▶ [Aufgabenstellung]:
1. An welcher Universität hat der Antichrist laut dem Text über den Antichrist in der Literatur den Ehrendoktor der Theologie erworben?
2. Schreibe den Text über den Antichrist in der Literatur weiter, beginnend nach seinem letzten Satz.

▶ [Angezeigter Text]:
▬▬▬

Der Antichrist in der Literatur

von
Georg Alois Oblinger


Jede Zeit hat ihre Tabus. Die heutige Gegenwart hat viele Tabus früherer Zeiten aufgehoben, so zum Beispiel den gesamten Bereich der Sexualität, über den heute oft sogar zu sehr in aller Öffentlichkeit gesprochen wird. Dennoch gibt es auch heute Themen, an die niemand rühren darf. Und es gibt eine „politische Korrektheit“ und in der Kirche eine „klerikale Korrektheit“, die darüber wacht, daß diese Sprechverbote eingehalten werden. Zu den Themen, die innerkirchlich in den letzten Jahren in so gut wie keiner Predigt und keinem theologischen Traktat angesprochen wurden, gehören das Jüngste Gericht, die Hölle und erst recht der Antichrist. Da hat es schon für mediale Aufmerksamkeit gesorgt, als Kardinal Giacomo Biffi von Bologna bei den diesjährigen Fastenexerzitien des Papstes und der Römischen Kurie in einer Betrachtung sich auch der Person des Antichrist zuwandte. Hierbei zitierte er mehrfach aus dem Werk des russischen Schriftstellers Wladimir Solowjew. (...)

Die im Jahr 1900 wenige Monate vor Solowjews Tod erschienene „Kurze Erzählung vom Anti-christ“ ist der Schlussteil des größeren Werkes „Drei Gespräche“ und gehört zu den literarischen Klassikern. Sie hält sich eng an den biblischen Text in der Offenbarung des Johannes sowie an die Schriften des heiligen Irenäus von Lyon. Der Antichrist tritt auf im Jahr 2077 und hat in Tübingen den Ehrendoktor der Theologie erworben. Er will den Menschen Glück und Wohlergehen schenken. Aber er liebt nur sich allein und will von den Menschen als Weltenherrscher verehrt werden. Da er als großer Friedensstifter auftritt, fliegen ihm rasch große Sympathien zu. Selbst viele Christen laufen zu ihm über. Erst langsam regt sich ein Widerstand in glaubenstreuen Kreisen. Christen unterschiedlicher Konfessionen schließen sich zusammen und bald schließen sich ihnen auch die Juden an. So trifft der wiederkommende Christus seine Herde an.

▬▬▬

▶ [Bereitgestelltes Material]:
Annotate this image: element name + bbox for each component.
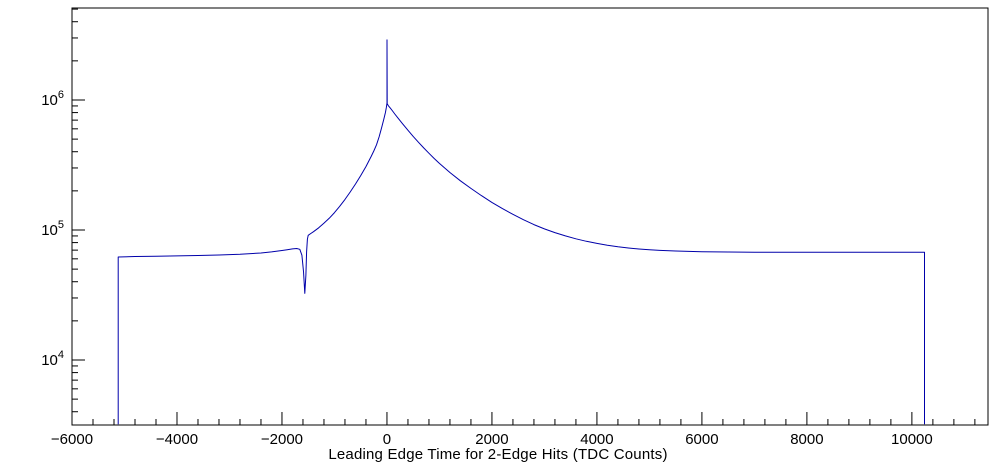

▬▬▬

▶ [Antworten je Aufgabe]:
1. In Tübingen.

2.
Die schwedische Schriftstellerin Selma Lagerlöf, die als erste Frau den Nobelpreis für Literatur erhalten hat, schrieb 1897 einen Roman mit dem Titel „Die Wunder des Antichrist“. Hier deutet Lagerlöf - und dies geschichtlich schon sehr früh - den Sozialismus als Herrschaft des Antichrist. Die Menschen in Sizilien im 19. Jahrhundert verehren ein wundertätiges hölzernes Jesuskind bis sie dort die Inschrift entdecken: „Mein Reich ist nur von dieser Welt“. Da diese Verehrung jedoch unwissend geschieht, kann nicht von einem Glaubensabfall gesprochen werden, und hierin liegt die Schwäche dieses Romans. Die Protestantin Lagerlöf wollte hier auch Kritik am Katholizismus üben, doch zeigt dieser Roman eher, daß es ihr nie gelungen ist, wirklich in die katholische Gedankenwelt einzudringen.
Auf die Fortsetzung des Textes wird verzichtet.